Passage:
□ □ □ □ □
When it comes to making homemade soap, once you get past the actually making the soap phase, you need to have a soap mold to pour your lovely creation into.  The sky is the limit when it come to molding your soap, you just need to follow a few simple rules. NEVER USE ALUMINUM. Okay that was pretty loud. Also, Pringles chip cans don’t work so well either. I know, I’ve tried.

Methods of Making Your Own Soap Molds:

 

Soap Mold Made Out Of PVC

 

soap moldsYes, you can use PVC pipe to make a soap mold.  They make beautiful circular soaps. First you go and purchase the diameter pipe that makes the diameter of the soaps you intend for your finished product. Look at the hole in the center, not the measurement of the pipe.  You will need about a one foot section per mold. Slice the pipe length wise in half, all the way through so you end up with two troughs.
□ □ □ □ □
Supplied data:
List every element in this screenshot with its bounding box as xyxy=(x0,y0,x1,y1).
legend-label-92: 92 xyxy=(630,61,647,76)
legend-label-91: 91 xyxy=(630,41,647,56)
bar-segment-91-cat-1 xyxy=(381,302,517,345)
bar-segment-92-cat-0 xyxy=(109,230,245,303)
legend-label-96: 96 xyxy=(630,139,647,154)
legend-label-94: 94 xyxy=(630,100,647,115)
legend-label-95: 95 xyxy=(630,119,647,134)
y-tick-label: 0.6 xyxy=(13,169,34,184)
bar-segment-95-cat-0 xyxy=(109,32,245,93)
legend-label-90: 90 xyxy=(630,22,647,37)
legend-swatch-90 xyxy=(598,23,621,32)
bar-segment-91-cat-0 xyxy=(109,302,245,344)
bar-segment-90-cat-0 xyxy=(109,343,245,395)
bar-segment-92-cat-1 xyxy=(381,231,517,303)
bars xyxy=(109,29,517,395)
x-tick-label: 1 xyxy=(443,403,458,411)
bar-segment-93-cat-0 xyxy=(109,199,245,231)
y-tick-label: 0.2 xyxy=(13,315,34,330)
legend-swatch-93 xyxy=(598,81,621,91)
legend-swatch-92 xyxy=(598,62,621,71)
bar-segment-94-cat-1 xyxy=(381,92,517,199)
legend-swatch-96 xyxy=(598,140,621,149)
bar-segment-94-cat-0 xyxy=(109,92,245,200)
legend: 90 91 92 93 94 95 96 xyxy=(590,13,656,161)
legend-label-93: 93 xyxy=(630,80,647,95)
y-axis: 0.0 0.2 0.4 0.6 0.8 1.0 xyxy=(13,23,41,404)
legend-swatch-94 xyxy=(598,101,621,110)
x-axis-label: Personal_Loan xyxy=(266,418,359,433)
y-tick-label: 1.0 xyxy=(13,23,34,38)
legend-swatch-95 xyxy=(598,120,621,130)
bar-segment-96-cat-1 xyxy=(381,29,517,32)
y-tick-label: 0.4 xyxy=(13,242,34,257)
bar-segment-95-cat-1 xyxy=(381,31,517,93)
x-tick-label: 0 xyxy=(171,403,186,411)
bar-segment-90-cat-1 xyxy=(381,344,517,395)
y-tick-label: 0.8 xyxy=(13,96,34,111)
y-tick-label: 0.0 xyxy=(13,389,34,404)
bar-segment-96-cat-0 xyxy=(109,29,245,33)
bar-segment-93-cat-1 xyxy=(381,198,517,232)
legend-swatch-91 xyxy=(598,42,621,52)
□ □ □ □ □
According to the passage on soap molds, what material should never be used for a soap mold? The records are separate material and are unrelated to the passage on soap molds.

Aluminum.